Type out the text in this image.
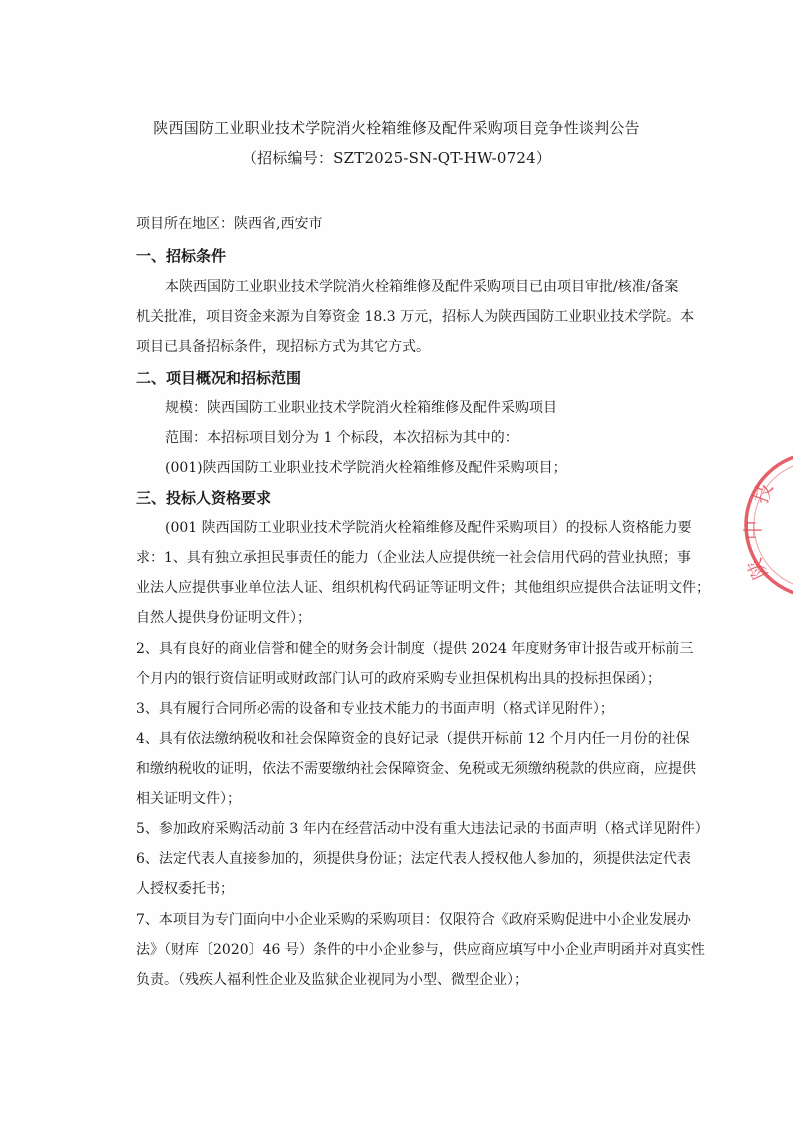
陕西国防工业职业技术学院消火栓箱维修及配件采购项目竞争性谈判公告
（招标编号：SZT2025-SN-QT-HW-0724）
项目所在地区：陕西省,西安市
一、招标条件
本陕西国防工业职业技术学院消火栓箱维修及配件采购项目已由项目审批/核准/备案
机关批准，项目资金来源为自筹资金 18.3 万元，招标人为陕西国防工业职业技术学院。本
项目已具备招标条件，现招标方式为其它方式。
二、项目概况和招标范围
规模：陕西国防工业职业技术学院消火栓箱维修及配件采购项目
范围：本招标项目划分为 1 个标段，本次招标为其中的：
(001)陕西国防工业职业技术学院消火栓箱维修及配件采购项目；
三、投标人资格要求
(001 陕西国防工业职业技术学院消火栓箱维修及配件采购项目）的投标人资格能力要
求：1、具有独立承担民事责任的能力（企业法人应提供统一社会信用代码的营业执照；事
业法人应提供事业单位法人证、组织机构代码证等证明文件；其他组织应提供合法证明文件；
自然人提供身份证明文件）；
2、具有良好的商业信誉和健全的财务会计制度（提供 2024 年度财务审计报告或开标前三
个月内的银行资信证明或财政部门认可的政府采购专业担保机构出具的投标担保函）；
3、具有履行合同所必需的设备和专业技术能力的书面声明（格式详见附件）；
4、具有依法缴纳税收和社会保障资金的良好记录（提供开标前 12 个月内任一月份的社保
和缴纳税收的证明，依法不需要缴纳社会保障资金、免税或无须缴纳税款的供应商，应提供
相关证明文件）；
5、参加政府采购活动前 3 年内在经营活动中没有重大违法记录的书面声明（格式详见附件）
6、法定代表人直接参加的，须提供身份证；法定代表人授权他人参加的，须提供法定代表
人授权委托书；
7、本项目为专门面向中小企业采购的采购项目：仅限符合《政府采购促进中小企业发展办
法》（财库〔2020〕46 号）条件的中小企业参与，供应商应填写中小企业声明函并对真实性
负责。（残疾人福利性企业及监狱企业视同为小型、微型企业）；
技
中
陕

::::::::

WHAT YOU NEED TO DO >> All records should be output exactly, with the pictures left out.

SOLVED EXERCISE >>
Type out the text in this image.
陕西国防工业职业技术学院消火栓箱维修及配件采购项目竞争性谈判公告
（招标编号：SZT2025-SN-QT-HW-0724）
项目所在地区：陕西省,西安市
一、招标条件
本陕西国防工业职业技术学院消火栓箱维修及配件采购项目已由项目审批/核准/备案
机关批准，项目资金来源为自筹资金 18.3 万元，招标人为陕西国防工业职业技术学院。本
项目已具备招标条件，现招标方式为其它方式。
二、项目概况和招标范围
规模：陕西国防工业职业技术学院消火栓箱维修及配件采购项目
范围：本招标项目划分为 1 个标段，本次招标为其中的：
(001)陕西国防工业职业技术学院消火栓箱维修及配件采购项目；
三、投标人资格要求
(001 陕西国防工业职业技术学院消火栓箱维修及配件采购项目）的投标人资格能力要
求：1、具有独立承担民事责任的能力（企业法人应提供统一社会信用代码的营业执照；事
业法人应提供事业单位法人证、组织机构代码证等证明文件；其他组织应提供合法证明文件；
自然人提供身份证明文件）；
2、具有良好的商业信誉和健全的财务会计制度（提供 2024 年度财务审计报告或开标前三
个月内的银行资信证明或财政部门认可的政府采购专业担保机构出具的投标担保函）；
3、具有履行合同所必需的设备和专业技术能力的书面声明（格式详见附件）；
4、具有依法缴纳税收和社会保障资金的良好记录（提供开标前 12 个月内任一月份的社保
和缴纳税收的证明，依法不需要缴纳社会保障资金、免税或无须缴纳税款的供应商，应提供
相关证明文件）；
5、参加政府采购活动前 3 年内在经营活动中没有重大违法记录的书面声明（格式详见附件）
6、法定代表人直接参加的，须提供身份证；法定代表人授权他人参加的，须提供法定代表
人授权委托书；
7、本项目为专门面向中小企业采购的采购项目：仅限符合《政府采购促进中小企业发展办
法》（财库〔2020〕46 号）条件的中小企业参与，供应商应填写中小企业声明函并对真实性
负责。（残疾人福利性企业及监狱企业视同为小型、微型企业）；
技
中
陕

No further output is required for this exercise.